* Start Task input *

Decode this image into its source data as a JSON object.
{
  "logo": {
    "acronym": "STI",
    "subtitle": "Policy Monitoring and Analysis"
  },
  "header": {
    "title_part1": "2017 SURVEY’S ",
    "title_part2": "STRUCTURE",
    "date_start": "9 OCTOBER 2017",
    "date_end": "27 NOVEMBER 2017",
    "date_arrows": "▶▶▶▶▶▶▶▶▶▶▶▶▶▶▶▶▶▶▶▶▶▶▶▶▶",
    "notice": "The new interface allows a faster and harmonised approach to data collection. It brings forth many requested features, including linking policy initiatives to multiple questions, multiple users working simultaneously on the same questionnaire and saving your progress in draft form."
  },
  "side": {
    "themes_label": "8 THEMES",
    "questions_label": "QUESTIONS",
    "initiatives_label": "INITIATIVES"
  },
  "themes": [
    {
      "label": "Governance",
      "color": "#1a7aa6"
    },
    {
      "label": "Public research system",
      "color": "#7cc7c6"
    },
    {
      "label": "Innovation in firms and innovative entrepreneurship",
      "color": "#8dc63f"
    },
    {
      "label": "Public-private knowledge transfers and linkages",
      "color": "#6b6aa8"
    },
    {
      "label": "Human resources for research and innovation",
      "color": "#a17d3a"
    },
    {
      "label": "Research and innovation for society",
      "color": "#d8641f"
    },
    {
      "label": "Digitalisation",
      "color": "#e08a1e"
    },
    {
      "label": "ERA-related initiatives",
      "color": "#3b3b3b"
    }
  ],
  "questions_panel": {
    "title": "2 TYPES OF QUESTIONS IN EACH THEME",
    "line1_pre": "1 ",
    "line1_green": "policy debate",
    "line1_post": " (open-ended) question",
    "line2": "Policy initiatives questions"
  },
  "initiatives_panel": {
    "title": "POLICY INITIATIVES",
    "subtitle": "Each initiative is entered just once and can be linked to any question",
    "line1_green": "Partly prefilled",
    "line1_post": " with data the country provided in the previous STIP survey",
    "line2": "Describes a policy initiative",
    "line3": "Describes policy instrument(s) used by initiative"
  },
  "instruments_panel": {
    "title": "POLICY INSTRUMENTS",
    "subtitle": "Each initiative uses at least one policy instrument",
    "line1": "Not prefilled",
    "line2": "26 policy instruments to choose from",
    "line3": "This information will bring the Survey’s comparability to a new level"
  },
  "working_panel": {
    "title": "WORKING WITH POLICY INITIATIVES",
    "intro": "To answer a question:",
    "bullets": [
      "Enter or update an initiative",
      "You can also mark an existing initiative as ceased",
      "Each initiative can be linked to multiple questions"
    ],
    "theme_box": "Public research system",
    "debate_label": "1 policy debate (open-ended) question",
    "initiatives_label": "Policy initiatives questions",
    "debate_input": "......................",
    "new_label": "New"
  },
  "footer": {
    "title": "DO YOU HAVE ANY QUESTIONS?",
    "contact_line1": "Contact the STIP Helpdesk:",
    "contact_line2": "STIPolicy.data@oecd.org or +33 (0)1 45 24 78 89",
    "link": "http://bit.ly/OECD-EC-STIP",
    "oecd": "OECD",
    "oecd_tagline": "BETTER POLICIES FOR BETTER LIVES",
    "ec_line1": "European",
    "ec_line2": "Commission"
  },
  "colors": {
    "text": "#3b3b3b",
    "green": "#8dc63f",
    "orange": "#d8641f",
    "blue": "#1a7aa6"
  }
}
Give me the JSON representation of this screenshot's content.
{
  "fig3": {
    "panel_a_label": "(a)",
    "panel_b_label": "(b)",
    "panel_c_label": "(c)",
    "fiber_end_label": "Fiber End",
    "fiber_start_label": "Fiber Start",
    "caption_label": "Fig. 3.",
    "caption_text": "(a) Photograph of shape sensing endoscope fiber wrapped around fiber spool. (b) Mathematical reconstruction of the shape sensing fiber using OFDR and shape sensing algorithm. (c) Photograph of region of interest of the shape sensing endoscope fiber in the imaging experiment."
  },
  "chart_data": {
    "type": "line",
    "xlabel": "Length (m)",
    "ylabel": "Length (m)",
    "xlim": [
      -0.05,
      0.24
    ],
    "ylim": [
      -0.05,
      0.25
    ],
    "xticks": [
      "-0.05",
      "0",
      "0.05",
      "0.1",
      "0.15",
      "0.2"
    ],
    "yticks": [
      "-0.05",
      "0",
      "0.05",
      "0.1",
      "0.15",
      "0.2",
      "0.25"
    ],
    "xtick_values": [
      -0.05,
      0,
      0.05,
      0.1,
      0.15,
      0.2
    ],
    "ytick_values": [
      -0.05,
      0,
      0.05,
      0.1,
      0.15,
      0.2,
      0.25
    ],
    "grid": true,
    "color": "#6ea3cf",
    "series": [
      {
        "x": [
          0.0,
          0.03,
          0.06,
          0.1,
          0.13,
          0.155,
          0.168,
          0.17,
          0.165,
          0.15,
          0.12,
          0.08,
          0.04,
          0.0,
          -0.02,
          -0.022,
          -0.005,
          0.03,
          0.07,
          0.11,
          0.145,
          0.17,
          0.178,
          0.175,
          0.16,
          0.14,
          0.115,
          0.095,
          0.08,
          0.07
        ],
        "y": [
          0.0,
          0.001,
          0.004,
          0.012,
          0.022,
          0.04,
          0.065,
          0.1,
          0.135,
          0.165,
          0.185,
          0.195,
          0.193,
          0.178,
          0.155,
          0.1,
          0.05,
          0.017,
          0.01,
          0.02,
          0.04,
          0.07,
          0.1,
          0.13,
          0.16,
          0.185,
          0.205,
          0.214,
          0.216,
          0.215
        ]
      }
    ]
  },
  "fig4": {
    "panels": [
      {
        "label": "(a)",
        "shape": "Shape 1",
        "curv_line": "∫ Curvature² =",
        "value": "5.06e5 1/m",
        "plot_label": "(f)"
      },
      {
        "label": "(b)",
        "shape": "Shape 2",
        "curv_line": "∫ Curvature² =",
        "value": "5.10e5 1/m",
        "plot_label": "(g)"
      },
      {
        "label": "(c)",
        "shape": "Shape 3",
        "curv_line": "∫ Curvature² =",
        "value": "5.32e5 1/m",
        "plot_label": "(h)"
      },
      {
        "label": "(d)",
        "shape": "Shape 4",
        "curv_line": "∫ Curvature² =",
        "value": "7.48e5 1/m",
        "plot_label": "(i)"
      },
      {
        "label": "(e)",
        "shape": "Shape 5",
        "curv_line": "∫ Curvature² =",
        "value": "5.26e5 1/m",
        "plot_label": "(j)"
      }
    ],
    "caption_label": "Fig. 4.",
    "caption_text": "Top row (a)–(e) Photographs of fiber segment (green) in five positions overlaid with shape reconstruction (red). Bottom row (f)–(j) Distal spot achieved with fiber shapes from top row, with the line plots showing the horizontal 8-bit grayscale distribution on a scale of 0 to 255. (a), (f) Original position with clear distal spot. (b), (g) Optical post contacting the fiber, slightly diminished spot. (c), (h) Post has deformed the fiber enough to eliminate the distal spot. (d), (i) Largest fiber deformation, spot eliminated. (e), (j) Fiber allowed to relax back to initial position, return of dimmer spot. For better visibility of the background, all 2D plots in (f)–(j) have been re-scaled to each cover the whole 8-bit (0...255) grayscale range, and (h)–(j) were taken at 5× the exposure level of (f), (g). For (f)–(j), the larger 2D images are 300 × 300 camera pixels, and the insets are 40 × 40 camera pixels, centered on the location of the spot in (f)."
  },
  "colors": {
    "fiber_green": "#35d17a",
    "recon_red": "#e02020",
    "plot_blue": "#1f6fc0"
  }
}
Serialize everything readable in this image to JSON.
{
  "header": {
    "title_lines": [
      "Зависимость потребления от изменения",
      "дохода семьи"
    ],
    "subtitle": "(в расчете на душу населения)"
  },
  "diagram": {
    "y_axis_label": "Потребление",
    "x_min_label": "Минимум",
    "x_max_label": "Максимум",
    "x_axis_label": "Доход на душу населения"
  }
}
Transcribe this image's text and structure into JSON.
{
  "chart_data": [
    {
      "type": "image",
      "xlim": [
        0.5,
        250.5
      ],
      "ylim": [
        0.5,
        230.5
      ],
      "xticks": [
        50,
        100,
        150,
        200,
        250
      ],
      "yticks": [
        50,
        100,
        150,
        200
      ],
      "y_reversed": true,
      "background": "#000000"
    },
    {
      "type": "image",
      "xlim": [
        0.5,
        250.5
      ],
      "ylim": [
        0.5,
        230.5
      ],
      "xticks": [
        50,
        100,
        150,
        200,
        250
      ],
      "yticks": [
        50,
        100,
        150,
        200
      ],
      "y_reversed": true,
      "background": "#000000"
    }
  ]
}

* End Task input *

Return all lines containing "system".

      "label": "Public research system",
    "theme_box": "Public research system",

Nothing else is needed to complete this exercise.